— BEGIN DATA FOR THIS EXERCISE —

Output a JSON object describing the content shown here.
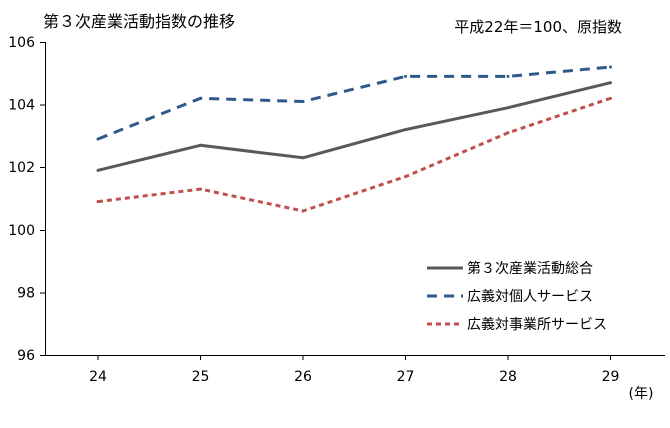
{
  "chart_data": {
    "type": "line",
    "title": "第３次産業活動指数の推移",
    "subtitle": "平成22年＝100、原指数",
    "x_unit": "(年)",
    "categories": [
      "24",
      "25",
      "26",
      "27",
      "28",
      "29"
    ],
    "ylim": [
      96,
      106
    ],
    "yticks": [
      "96",
      "98",
      "100",
      "102",
      "104",
      "106"
    ],
    "grid": false,
    "legend_position": "bottom-right",
    "series": [
      {
        "name": "第３次産業活動総合",
        "color": "#595959",
        "dash": "solid",
        "values": [
          101.9,
          102.7,
          102.3,
          103.2,
          103.9,
          104.7
        ]
      },
      {
        "name": "広義対個人サービス",
        "color": "#2e5a8a",
        "dash": "dashed",
        "values": [
          102.9,
          104.2,
          104.1,
          104.9,
          104.9,
          105.2
        ]
      },
      {
        "name": "広義対事業所サービス",
        "color": "#c0504d",
        "dash": "dotted",
        "values": [
          100.9,
          101.3,
          100.6,
          101.7,
          103.1,
          104.2
        ]
      }
    ]
  }
}
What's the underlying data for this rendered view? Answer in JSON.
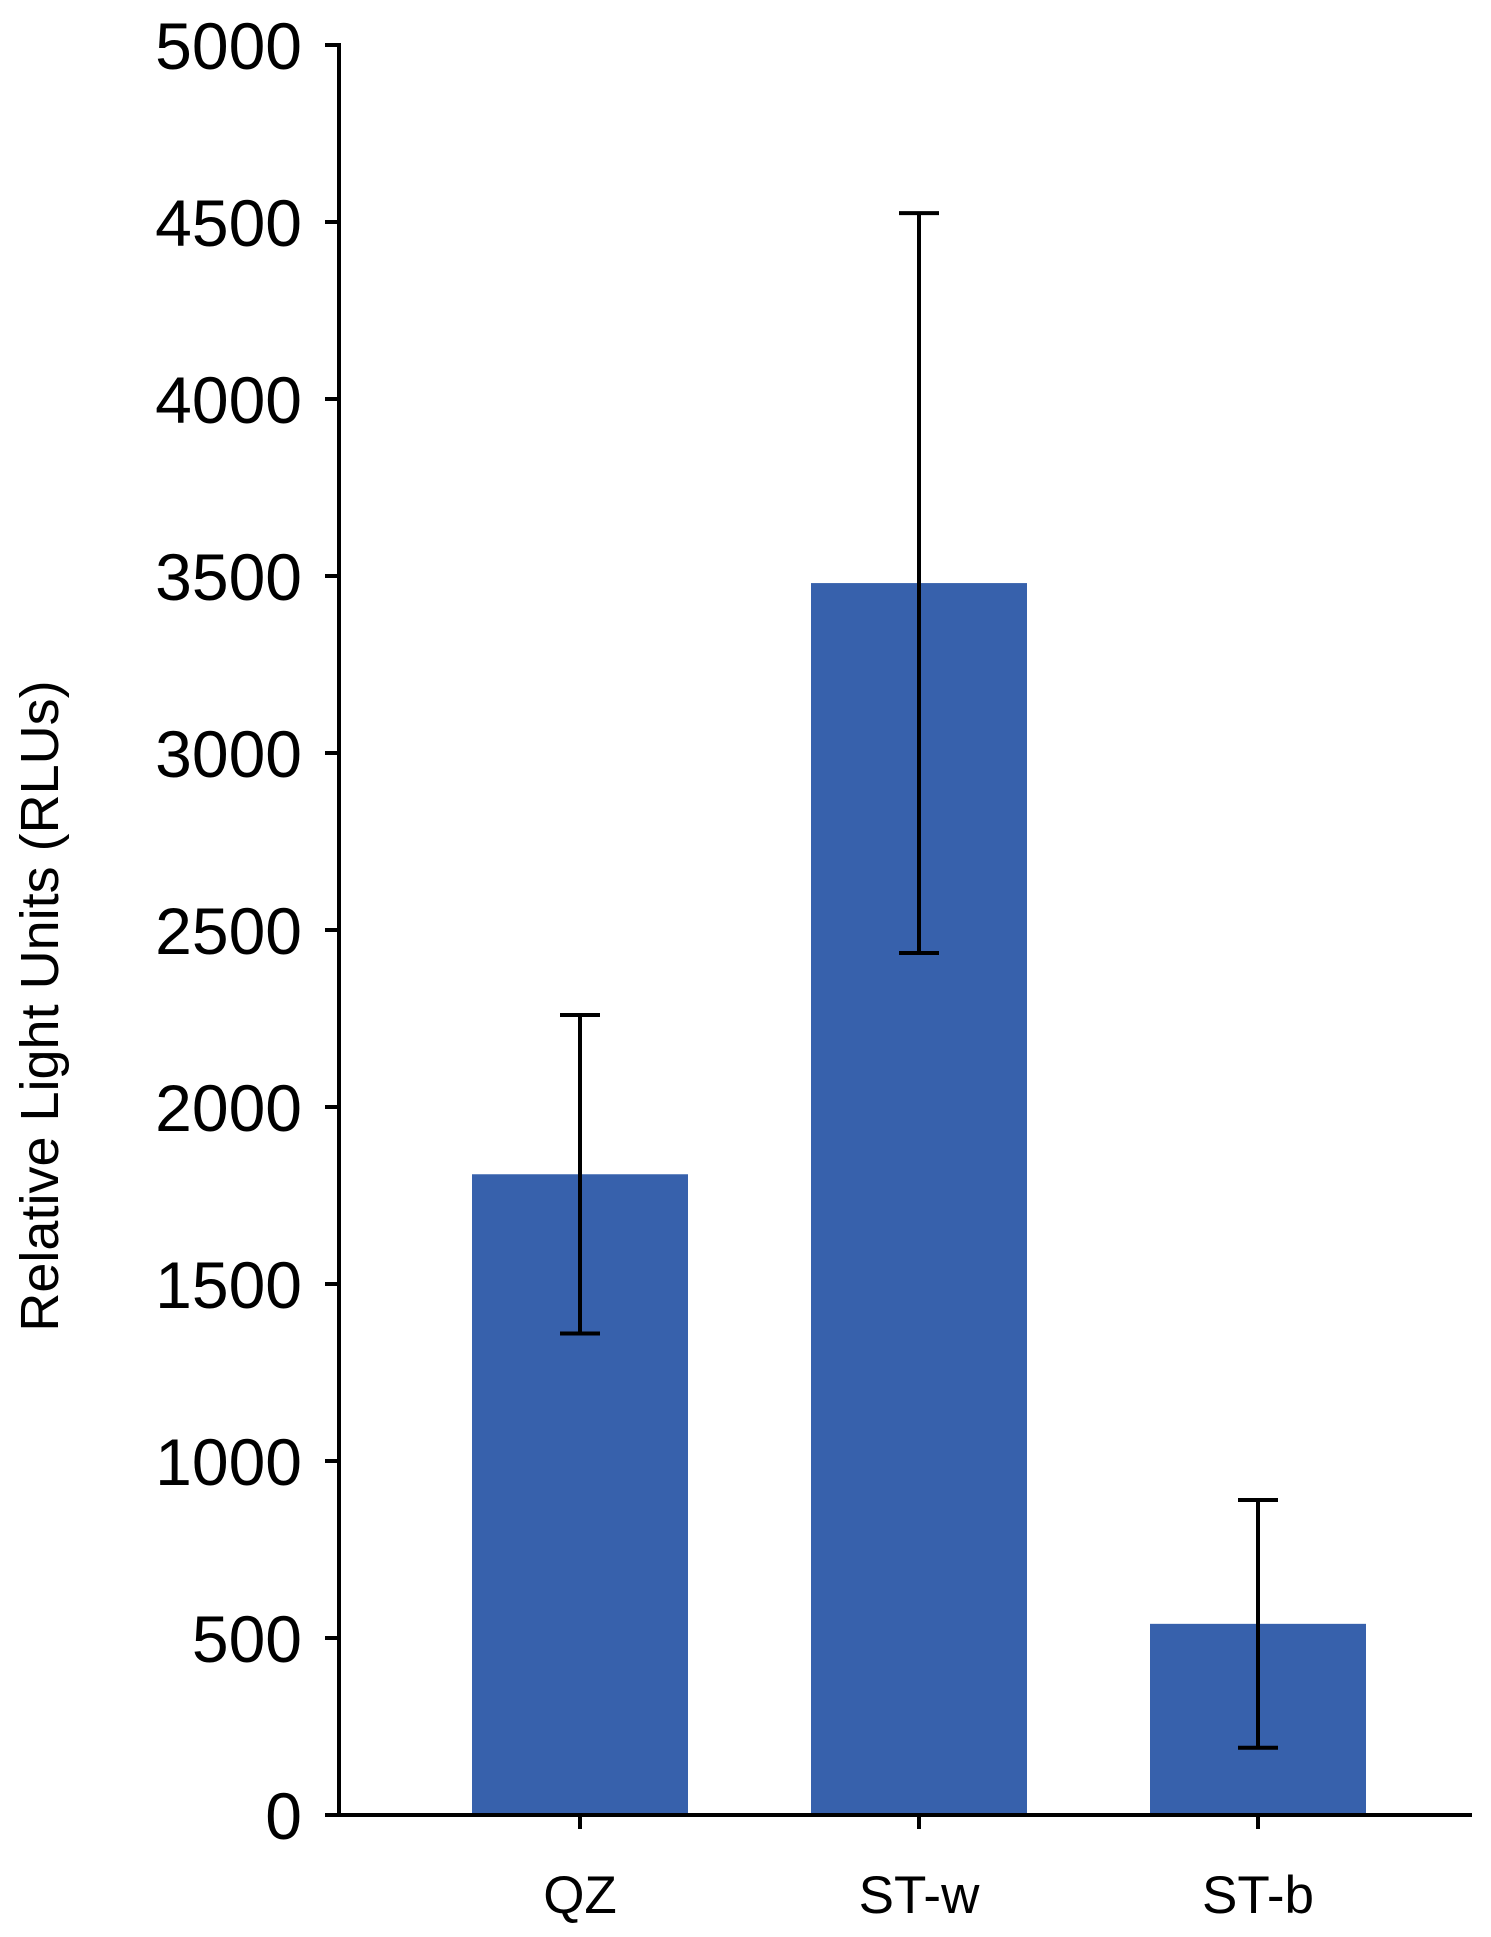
{
  "chart_data": {
    "type": "bar",
    "title": "",
    "xlabel": "",
    "ylabel": "Relative Light Units (RLUs)",
    "ylim": [
      0,
      5000
    ],
    "yticks": [
      0,
      500,
      1000,
      1500,
      2000,
      2500,
      3000,
      3500,
      4000,
      4500,
      5000
    ],
    "categories": [
      "QZ",
      "ST-w",
      "ST-b"
    ],
    "values": [
      1810,
      3480,
      540
    ],
    "error": [
      450,
      1045,
      350
    ],
    "grid": false,
    "legend": "none",
    "colors": {
      "bar": "#3761ac",
      "axis": "#000000",
      "text": "#000000"
    }
  }
}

— END DATA FOR THIS EXERCISE —

TASK BRIEF » Copy every line above that holds the word "name".

TASK RESULT »
        "name": "第３次産業活動総合",
        "name": "広義対個人サービス",
        "name": "広義対事業所サービス",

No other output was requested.